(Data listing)
━━━━
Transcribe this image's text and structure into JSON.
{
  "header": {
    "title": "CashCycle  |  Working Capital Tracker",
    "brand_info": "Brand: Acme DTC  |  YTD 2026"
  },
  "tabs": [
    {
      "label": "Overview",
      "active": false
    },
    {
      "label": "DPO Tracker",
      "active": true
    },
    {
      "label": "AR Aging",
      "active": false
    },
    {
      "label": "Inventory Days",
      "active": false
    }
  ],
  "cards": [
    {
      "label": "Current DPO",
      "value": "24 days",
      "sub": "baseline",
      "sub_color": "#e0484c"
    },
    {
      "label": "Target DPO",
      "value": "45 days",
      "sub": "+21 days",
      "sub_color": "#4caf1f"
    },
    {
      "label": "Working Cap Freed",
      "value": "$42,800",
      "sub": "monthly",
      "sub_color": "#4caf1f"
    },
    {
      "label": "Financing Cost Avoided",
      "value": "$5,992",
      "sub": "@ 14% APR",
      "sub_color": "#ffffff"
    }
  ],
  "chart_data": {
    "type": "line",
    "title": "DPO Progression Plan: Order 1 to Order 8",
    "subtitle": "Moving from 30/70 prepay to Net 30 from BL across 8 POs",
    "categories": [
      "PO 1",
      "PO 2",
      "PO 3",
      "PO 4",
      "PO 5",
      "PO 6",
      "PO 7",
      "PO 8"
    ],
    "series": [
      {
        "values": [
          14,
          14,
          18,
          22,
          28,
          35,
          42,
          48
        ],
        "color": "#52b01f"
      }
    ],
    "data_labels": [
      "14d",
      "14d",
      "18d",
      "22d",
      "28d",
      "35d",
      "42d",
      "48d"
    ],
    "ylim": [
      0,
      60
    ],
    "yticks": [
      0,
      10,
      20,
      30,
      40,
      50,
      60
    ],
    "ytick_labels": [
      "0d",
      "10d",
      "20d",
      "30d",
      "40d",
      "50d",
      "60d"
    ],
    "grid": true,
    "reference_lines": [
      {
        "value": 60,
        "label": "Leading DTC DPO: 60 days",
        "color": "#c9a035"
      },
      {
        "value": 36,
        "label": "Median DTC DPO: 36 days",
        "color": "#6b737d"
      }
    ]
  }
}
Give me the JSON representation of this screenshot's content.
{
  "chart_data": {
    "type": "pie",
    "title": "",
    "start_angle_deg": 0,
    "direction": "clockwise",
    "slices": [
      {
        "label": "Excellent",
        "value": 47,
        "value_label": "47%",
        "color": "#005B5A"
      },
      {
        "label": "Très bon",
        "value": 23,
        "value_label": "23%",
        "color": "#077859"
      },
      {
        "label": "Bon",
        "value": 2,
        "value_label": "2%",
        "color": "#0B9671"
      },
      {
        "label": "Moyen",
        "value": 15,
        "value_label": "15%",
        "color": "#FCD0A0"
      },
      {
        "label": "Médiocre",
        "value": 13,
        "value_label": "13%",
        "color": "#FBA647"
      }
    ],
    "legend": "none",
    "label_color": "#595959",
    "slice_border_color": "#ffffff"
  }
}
━━━━
Extract the listing in its entirety and repeat it exactly.

Transcribe this image's text and structure into JSON.
{
  "header": {
    "title": "CashCycle  |  Working Capital Tracker",
    "brand_info": "Brand: Acme DTC  |  YTD 2026"
  },
  "tabs": [
    {
      "label": "Overview",
      "active": false
    },
    {
      "label": "DPO Tracker",
      "active": true
    },
    {
      "label": "AR Aging",
      "active": false
    },
    {
      "label": "Inventory Days",
      "active": false
    }
  ],
  "cards": [
    {
      "label": "Current DPO",
      "value": "24 days",
      "sub": "baseline",
      "sub_color": "#e0484c"
    },
    {
      "label": "Target DPO",
      "value": "45 days",
      "sub": "+21 days",
      "sub_color": "#4caf1f"
    },
    {
      "label": "Working Cap Freed",
      "value": "$42,800",
      "sub": "monthly",
      "sub_color": "#4caf1f"
    },
    {
      "label": "Financing Cost Avoided",
      "value": "$5,992",
      "sub": "@ 14% APR",
      "sub_color": "#ffffff"
    }
  ],
  "chart_data": {
    "type": "line",
    "title": "DPO Progression Plan: Order 1 to Order 8",
    "subtitle": "Moving from 30/70 prepay to Net 30 from BL across 8 POs",
    "categories": [
      "PO 1",
      "PO 2",
      "PO 3",
      "PO 4",
      "PO 5",
      "PO 6",
      "PO 7",
      "PO 8"
    ],
    "series": [
      {
        "values": [
          14,
          14,
          18,
          22,
          28,
          35,
          42,
          48
        ],
        "color": "#52b01f"
      }
    ],
    "data_labels": [
      "14d",
      "14d",
      "18d",
      "22d",
      "28d",
      "35d",
      "42d",
      "48d"
    ],
    "ylim": [
      0,
      60
    ],
    "yticks": [
      0,
      10,
      20,
      30,
      40,
      50,
      60
    ],
    "ytick_labels": [
      "0d",
      "10d",
      "20d",
      "30d",
      "40d",
      "50d",
      "60d"
    ],
    "grid": true,
    "reference_lines": [
      {
        "value": 60,
        "label": "Leading DTC DPO: 60 days",
        "color": "#c9a035"
      },
      {
        "value": 36,
        "label": "Median DTC DPO: 36 days",
        "color": "#6b737d"
      }
    ]
  }
}
Give me the JSON representation of this screenshot's content.
{
  "chart_data": {
    "type": "pie",
    "title": "",
    "start_angle_deg": 0,
    "direction": "clockwise",
    "slices": [
      {
        "label": "Excellent",
        "value": 47,
        "value_label": "47%",
        "color": "#005B5A"
      },
      {
        "label": "Très bon",
        "value": 23,
        "value_label": "23%",
        "color": "#077859"
      },
      {
        "label": "Bon",
        "value": 2,
        "value_label": "2%",
        "color": "#0B9671"
      },
      {
        "label": "Moyen",
        "value": 15,
        "value_label": "15%",
        "color": "#FCD0A0"
      },
      {
        "label": "Médiocre",
        "value": 13,
        "value_label": "13%",
        "color": "#FBA647"
      }
    ],
    "legend": "none",
    "label_color": "#595959",
    "slice_border_color": "#ffffff"
  }
}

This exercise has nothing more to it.